[Stored data]
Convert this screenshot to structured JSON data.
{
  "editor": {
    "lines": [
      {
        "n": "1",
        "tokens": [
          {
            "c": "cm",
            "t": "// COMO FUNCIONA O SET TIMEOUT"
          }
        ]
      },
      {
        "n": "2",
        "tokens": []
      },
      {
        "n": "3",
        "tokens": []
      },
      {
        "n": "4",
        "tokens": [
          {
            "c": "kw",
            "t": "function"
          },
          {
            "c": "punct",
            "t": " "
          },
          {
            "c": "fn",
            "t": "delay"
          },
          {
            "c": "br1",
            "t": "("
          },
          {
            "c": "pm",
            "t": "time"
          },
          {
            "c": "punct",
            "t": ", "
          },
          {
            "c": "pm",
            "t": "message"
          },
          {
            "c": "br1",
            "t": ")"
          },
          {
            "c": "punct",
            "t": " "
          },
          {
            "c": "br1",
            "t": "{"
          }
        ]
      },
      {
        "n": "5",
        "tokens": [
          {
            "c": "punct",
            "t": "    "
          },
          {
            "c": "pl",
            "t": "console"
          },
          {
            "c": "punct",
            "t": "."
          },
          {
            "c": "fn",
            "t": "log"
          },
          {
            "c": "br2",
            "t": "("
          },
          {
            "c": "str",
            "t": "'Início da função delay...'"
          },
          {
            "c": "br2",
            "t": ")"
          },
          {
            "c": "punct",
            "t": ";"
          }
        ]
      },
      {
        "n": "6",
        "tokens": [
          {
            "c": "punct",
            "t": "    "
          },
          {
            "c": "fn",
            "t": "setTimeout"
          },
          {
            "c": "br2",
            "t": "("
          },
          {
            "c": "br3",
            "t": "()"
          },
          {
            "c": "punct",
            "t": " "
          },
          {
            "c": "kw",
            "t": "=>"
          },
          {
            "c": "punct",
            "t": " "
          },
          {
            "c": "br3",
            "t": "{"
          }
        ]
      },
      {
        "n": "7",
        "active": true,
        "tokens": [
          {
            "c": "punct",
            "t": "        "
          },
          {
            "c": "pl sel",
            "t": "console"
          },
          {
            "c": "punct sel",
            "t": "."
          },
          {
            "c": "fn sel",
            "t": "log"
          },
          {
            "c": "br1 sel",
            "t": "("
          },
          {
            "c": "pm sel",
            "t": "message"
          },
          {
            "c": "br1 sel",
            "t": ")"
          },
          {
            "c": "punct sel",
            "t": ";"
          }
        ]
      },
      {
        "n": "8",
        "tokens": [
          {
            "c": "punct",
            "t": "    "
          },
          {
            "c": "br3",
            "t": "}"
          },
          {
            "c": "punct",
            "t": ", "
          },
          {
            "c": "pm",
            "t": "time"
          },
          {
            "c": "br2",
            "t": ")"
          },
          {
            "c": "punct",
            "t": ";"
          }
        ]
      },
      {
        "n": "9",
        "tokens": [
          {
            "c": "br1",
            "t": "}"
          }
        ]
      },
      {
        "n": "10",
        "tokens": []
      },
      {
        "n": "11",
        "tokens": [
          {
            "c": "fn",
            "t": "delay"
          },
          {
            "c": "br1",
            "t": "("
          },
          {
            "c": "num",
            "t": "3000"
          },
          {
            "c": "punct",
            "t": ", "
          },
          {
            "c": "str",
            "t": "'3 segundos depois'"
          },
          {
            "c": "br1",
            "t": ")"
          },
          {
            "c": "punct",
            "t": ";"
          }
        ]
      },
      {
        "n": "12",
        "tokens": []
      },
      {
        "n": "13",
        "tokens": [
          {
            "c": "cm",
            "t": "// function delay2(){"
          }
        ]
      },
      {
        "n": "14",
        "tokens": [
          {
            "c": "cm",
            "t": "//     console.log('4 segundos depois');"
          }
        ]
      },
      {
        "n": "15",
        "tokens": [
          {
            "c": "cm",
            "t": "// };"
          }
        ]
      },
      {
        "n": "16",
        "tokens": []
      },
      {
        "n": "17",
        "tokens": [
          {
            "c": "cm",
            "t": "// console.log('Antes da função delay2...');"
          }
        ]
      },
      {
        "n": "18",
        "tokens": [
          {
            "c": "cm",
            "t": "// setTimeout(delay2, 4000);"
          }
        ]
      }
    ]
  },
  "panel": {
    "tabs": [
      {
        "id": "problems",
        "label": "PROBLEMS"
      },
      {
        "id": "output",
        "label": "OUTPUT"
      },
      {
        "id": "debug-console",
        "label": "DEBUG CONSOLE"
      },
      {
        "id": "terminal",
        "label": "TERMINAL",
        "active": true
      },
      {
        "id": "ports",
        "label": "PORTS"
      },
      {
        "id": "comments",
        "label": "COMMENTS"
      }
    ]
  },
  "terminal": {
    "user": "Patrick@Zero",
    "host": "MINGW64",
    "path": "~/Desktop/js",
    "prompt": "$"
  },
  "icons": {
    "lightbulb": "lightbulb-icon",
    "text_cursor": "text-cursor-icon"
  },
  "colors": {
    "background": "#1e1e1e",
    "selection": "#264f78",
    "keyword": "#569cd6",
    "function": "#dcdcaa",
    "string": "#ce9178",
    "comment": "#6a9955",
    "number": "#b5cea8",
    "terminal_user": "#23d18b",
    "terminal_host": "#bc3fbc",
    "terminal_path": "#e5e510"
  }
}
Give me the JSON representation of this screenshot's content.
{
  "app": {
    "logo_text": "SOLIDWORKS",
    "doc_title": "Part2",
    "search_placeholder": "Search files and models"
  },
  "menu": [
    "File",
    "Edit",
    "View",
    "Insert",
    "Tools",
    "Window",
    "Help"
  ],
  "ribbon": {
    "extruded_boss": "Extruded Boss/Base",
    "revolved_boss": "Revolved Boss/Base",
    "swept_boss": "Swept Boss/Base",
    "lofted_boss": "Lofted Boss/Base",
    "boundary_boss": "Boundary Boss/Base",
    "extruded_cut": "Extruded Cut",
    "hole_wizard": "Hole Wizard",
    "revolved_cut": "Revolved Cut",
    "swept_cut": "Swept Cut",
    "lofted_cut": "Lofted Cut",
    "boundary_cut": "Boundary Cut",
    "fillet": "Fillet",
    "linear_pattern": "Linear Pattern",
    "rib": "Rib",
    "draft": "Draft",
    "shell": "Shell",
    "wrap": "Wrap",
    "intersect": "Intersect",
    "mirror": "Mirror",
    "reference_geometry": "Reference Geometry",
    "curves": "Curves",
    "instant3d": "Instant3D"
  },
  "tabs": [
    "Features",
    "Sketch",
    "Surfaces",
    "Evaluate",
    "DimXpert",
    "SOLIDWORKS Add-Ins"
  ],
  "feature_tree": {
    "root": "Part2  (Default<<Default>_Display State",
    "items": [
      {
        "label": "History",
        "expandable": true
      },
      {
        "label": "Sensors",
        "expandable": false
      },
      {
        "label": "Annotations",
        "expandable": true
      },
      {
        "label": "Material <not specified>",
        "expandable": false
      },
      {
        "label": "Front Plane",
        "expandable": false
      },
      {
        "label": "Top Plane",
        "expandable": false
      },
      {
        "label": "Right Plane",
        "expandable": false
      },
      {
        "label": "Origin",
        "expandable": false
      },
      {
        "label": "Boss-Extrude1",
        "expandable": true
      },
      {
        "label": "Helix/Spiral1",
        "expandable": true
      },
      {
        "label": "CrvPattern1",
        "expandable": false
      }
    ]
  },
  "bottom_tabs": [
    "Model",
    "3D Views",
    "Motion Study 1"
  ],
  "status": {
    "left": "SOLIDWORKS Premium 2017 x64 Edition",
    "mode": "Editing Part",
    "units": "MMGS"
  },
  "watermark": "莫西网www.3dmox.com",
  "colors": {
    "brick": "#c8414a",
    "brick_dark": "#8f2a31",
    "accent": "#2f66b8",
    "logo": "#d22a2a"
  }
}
...
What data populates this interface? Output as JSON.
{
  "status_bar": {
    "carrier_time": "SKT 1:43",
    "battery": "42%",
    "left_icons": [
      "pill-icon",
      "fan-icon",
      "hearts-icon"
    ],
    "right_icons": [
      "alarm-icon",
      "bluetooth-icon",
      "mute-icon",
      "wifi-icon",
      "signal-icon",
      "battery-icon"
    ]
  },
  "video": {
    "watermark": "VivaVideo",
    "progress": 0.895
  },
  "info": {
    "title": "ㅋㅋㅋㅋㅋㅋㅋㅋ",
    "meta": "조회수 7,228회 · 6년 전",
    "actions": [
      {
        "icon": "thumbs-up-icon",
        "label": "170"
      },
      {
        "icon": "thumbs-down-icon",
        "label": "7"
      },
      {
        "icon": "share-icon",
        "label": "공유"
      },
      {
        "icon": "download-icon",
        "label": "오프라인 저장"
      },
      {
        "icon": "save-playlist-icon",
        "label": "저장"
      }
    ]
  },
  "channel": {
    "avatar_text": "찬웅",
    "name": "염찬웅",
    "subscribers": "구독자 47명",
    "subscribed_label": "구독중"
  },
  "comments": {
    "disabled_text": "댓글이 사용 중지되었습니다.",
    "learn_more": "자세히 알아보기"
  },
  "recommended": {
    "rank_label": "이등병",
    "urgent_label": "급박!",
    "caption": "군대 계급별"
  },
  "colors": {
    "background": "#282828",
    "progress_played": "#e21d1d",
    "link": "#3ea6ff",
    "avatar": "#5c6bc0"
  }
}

# [Directions]
Tally every line of the listing that holds the string "Revolved", then give the number by itself.

# [Solution to this problem]
2